EXERCISE => Rewrite the material as a Markdown table with the columns "Row" and "Line". Cover only the span from the first line of the material through the line containing "legend-label-us: United States", and omit blank lines.

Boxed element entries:
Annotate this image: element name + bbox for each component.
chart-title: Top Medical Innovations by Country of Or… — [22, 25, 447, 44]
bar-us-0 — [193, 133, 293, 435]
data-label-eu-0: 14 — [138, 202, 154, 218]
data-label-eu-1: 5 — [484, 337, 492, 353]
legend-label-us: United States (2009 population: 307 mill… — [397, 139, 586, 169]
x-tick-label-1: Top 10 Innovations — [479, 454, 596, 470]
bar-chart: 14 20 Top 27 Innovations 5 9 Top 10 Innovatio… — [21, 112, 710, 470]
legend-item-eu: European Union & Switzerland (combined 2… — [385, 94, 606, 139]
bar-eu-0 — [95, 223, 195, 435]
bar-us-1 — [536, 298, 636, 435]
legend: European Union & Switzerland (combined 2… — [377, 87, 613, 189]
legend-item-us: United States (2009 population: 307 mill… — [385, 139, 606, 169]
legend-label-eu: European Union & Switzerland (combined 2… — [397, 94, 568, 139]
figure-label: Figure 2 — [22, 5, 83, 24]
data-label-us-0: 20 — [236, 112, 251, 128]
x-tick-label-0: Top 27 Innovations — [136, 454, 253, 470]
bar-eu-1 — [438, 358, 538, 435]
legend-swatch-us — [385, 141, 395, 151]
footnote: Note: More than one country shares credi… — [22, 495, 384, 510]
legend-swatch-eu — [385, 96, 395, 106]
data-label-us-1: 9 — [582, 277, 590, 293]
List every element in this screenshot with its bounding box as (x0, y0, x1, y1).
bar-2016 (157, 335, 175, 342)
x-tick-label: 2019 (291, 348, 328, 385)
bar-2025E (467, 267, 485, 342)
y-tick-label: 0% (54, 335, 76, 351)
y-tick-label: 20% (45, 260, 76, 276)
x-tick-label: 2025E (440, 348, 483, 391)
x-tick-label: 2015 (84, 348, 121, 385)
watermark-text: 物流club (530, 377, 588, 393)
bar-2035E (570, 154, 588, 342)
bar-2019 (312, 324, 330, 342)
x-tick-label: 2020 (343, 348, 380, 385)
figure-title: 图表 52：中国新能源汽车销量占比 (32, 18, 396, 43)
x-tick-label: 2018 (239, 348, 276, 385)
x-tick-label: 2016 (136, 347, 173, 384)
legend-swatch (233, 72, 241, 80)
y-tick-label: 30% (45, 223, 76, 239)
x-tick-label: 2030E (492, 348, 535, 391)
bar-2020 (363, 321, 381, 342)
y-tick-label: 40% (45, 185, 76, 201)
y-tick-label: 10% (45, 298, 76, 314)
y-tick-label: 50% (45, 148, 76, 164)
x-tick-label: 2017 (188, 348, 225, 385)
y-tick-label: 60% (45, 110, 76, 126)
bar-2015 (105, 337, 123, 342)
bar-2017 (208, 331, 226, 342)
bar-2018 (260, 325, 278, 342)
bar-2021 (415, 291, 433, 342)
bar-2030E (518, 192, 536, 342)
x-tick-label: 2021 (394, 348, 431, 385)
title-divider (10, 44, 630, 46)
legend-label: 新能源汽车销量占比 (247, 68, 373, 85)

THE RESULT =>
| Row | Line |
|---|---|
| 1 | Annotate this image: element name + bbox for each component. |
| 2 | chart-title: Top Medical Innovations by Country of Or… — [22, 25, 447, 44] |
| 3 | bar-us-0 — [193, 133, 293, 435] |
| 4 | data-label-eu-0: 14 — [138, 202, 154, 218] |
| 5 | data-label-eu-1: 5 — [484, 337, 492, 353] |
| 6 | legend-label-us: United States (2009 population: 307 mill… — [397, 139, 586, 169] |